LIST OF TASKS
1/ In the comments on Christian theology, what does the writer addressing Eric MacDonald suggest he write?
2/ Write the next few sentences of the comments on Christian theology, picking up after their final sentence.

TEXT EXTRACT
In order to say anything pointful they have to take into consideration people like Bultmann and Rahner, Kung and Gordon Kaufmann, Maurice Wiles and Don Cupitt, and so on, but they write as if this other part (or these other parts) of the Christian tradition simply do not exist. How can anyone be so insulated from the world in which they live? I simply do not understand. How can they ignore the stupidities of the continued Roman Catholic privileging of men, or the old sectarianism that expresses itself in terms of extra ecclesiam nulla salus and think they are referring to themselves, or the massive ignorance of fundamentalist Christianity of which, whether they choose to recognise it or not, they are actually a part? It’s very frustrating. It’s a bit like shadow boxing. But it’s more dangerous than that, because religion is playing itself out in a world that is simply bursting at the seams with increasingly effective means of destruction. How can anything as solipsistic as religion help in a situation like this?
Eric MacDonald,
Have you ever considered writing an atheist guide to theology? With your experience and knowledge, such a tome would be invaluable for the rest of us. Of course the theologians would hate it, but could not possibly ignore it either.

GIVEN INFORMATION
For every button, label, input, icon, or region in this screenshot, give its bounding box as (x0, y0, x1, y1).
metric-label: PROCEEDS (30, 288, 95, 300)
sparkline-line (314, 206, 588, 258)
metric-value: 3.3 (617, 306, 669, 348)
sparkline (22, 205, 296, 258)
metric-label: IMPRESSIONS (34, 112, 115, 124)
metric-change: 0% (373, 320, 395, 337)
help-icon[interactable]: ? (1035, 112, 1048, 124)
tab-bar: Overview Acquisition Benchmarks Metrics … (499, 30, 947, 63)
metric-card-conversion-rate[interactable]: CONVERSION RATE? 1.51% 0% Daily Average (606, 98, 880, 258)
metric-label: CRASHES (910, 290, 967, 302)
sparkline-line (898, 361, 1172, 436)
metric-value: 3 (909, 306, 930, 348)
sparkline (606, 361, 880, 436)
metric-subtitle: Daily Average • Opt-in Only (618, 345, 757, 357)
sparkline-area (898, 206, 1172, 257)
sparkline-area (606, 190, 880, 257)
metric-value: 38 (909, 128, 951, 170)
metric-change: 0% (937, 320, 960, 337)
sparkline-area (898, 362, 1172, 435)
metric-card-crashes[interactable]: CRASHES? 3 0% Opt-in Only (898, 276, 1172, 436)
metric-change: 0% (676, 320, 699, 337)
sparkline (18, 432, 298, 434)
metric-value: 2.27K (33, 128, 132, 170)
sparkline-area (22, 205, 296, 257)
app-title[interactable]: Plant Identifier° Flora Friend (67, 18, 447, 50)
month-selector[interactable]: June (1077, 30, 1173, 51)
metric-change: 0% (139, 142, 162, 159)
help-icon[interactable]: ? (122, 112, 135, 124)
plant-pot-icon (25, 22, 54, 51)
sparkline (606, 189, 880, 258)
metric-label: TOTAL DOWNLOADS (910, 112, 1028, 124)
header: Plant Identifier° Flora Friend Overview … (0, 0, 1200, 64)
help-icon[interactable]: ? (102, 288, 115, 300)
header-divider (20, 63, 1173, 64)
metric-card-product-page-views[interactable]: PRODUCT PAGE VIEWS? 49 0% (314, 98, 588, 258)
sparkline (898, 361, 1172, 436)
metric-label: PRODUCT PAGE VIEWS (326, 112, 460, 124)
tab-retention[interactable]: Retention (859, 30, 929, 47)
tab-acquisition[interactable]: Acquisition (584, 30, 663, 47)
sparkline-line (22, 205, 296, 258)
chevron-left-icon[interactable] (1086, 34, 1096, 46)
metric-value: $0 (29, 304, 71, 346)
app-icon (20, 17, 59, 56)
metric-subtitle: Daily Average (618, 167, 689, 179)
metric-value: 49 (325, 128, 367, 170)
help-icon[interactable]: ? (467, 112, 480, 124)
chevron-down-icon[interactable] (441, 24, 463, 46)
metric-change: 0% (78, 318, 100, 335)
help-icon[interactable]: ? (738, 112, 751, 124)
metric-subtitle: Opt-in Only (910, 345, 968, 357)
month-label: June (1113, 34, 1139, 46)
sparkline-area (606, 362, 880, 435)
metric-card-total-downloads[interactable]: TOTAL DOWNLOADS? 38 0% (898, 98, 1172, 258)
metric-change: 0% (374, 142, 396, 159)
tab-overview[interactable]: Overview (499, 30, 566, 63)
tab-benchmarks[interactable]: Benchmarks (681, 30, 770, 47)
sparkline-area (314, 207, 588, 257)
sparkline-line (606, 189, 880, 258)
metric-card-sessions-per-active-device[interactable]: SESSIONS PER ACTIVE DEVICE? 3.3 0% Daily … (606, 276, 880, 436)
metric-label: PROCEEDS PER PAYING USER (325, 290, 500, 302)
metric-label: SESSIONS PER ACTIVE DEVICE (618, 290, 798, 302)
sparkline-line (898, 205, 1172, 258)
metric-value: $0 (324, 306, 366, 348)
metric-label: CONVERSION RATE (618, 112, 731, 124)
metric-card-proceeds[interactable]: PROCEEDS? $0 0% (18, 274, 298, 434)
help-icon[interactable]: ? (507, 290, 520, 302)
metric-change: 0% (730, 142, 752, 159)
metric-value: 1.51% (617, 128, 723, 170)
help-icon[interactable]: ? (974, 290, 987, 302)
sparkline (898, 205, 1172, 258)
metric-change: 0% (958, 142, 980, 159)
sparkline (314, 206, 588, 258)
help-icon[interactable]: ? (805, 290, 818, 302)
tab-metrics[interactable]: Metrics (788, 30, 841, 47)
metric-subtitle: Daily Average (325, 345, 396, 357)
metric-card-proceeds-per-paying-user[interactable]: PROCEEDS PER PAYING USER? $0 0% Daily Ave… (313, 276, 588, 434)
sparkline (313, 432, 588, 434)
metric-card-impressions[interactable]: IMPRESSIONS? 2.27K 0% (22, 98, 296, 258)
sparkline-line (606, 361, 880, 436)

ANSWERS TO THE EXERCISE
1/ An atheist guide to theology.

2/
I second Egbert’s suggestion to Eric!
And I ‘third’ Jerry’s suggestion.
Using terms like “data” and “models” are supposed to lend respectability, but I’m not sure why they have those connotations. Data isn’t evidence; models aren’t laws. In isolation, they’ve been neutered of any ontology.
First they made Eric write a blog, then they made him write a book and when they came for me… no, sorry, wrong quote.
Hahahahaha, Stewart. I fourth the suggestion though – but on the other hand I think Eric has a book in mind already, I think he’s mentioned it at his blog. We don’t want to over-burden him. Still, Eric – it is a thought. You do have this particular combination of qualifications.
Eric is, if not uniquely, then certainly exceptionally well equipped to put the point of view we share with a philosophical sophistication that can’t easily be dismissed by our opponents. He’s spent most of his life behind the enemy’s lines, which gives him expert knowledge of the weaknesses of the position being held. I hope he’s not intimidated by the awesome degree to which he is useful to us.
“religious knowledge”, established only by emotion and authority”
what ophelia says is correct, religion has nothing to do with reason. their emotion is mostly build on fantasy (i am a sinner, god shall dump me in hell) their authority is based on torture and killing. all their dogmas only serve one thing : make their parasitic caste indispensable.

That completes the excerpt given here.